**EXERCISE REQUIREMENTS**
Retype the records that come next, word for word.

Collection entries

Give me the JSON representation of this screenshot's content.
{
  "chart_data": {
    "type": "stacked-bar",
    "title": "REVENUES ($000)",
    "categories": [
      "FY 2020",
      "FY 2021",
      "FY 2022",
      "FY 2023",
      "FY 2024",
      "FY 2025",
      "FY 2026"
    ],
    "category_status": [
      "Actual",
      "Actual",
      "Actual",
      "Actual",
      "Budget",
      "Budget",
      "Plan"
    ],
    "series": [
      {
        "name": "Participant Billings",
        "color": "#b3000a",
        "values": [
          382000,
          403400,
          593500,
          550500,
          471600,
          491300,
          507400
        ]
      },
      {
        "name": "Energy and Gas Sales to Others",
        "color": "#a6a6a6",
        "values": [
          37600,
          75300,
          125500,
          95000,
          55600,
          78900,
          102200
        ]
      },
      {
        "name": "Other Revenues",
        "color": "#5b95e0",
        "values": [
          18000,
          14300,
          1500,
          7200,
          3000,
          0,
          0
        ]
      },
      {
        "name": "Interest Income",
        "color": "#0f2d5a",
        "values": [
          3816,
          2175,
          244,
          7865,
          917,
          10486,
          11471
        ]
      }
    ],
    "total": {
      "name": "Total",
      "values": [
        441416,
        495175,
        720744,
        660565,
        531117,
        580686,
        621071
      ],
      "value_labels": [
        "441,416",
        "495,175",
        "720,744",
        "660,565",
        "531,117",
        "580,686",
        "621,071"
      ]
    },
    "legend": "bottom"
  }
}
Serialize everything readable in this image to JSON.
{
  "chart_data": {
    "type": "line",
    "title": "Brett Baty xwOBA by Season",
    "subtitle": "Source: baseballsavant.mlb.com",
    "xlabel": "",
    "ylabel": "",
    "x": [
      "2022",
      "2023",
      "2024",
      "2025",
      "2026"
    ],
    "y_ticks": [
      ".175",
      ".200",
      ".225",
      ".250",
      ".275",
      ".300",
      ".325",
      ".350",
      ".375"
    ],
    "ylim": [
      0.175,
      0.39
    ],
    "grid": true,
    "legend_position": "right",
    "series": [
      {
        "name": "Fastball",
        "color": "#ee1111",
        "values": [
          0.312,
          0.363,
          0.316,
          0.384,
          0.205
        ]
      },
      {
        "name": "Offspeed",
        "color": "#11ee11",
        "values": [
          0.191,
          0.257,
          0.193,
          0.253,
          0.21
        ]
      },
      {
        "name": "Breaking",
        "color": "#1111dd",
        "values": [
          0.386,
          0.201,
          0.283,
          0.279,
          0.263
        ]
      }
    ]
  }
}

**FULL SOLUTION**
Give me the JSON representation of this screenshot's content.
{
  "chart_data": {
    "type": "stacked-bar",
    "title": "REVENUES ($000)",
    "categories": [
      "FY 2020",
      "FY 2021",
      "FY 2022",
      "FY 2023",
      "FY 2024",
      "FY 2025",
      "FY 2026"
    ],
    "category_status": [
      "Actual",
      "Actual",
      "Actual",
      "Actual",
      "Budget",
      "Budget",
      "Plan"
    ],
    "series": [
      {
        "name": "Participant Billings",
        "color": "#b3000a",
        "values": [
          382000,
          403400,
          593500,
          550500,
          471600,
          491300,
          507400
        ]
      },
      {
        "name": "Energy and Gas Sales to Others",
        "color": "#a6a6a6",
        "values": [
          37600,
          75300,
          125500,
          95000,
          55600,
          78900,
          102200
        ]
      },
      {
        "name": "Other Revenues",
        "color": "#5b95e0",
        "values": [
          18000,
          14300,
          1500,
          7200,
          3000,
          0,
          0
        ]
      },
      {
        "name": "Interest Income",
        "color": "#0f2d5a",
        "values": [
          3816,
          2175,
          244,
          7865,
          917,
          10486,
          11471
        ]
      }
    ],
    "total": {
      "name": "Total",
      "values": [
        441416,
        495175,
        720744,
        660565,
        531117,
        580686,
        621071
      ],
      "value_labels": [
        "441,416",
        "495,175",
        "720,744",
        "660,565",
        "531,117",
        "580,686",
        "621,071"
      ]
    },
    "legend": "bottom"
  }
}
Serialize everything readable in this image to JSON.
{
  "chart_data": {
    "type": "line",
    "title": "Brett Baty xwOBA by Season",
    "subtitle": "Source: baseballsavant.mlb.com",
    "xlabel": "",
    "ylabel": "",
    "x": [
      "2022",
      "2023",
      "2024",
      "2025",
      "2026"
    ],
    "y_ticks": [
      ".175",
      ".200",
      ".225",
      ".250",
      ".275",
      ".300",
      ".325",
      ".350",
      ".375"
    ],
    "ylim": [
      0.175,
      0.39
    ],
    "grid": true,
    "legend_position": "right",
    "series": [
      {
        "name": "Fastball",
        "color": "#ee1111",
        "values": [
          0.312,
          0.363,
          0.316,
          0.384,
          0.205
        ]
      },
      {
        "name": "Offspeed",
        "color": "#11ee11",
        "values": [
          0.191,
          0.257,
          0.193,
          0.253,
          0.21
        ]
      },
      {
        "name": "Breaking",
        "color": "#1111dd",
        "values": [
          0.386,
          0.201,
          0.283,
          0.279,
          0.263
        ]
      }
    ]
  }
}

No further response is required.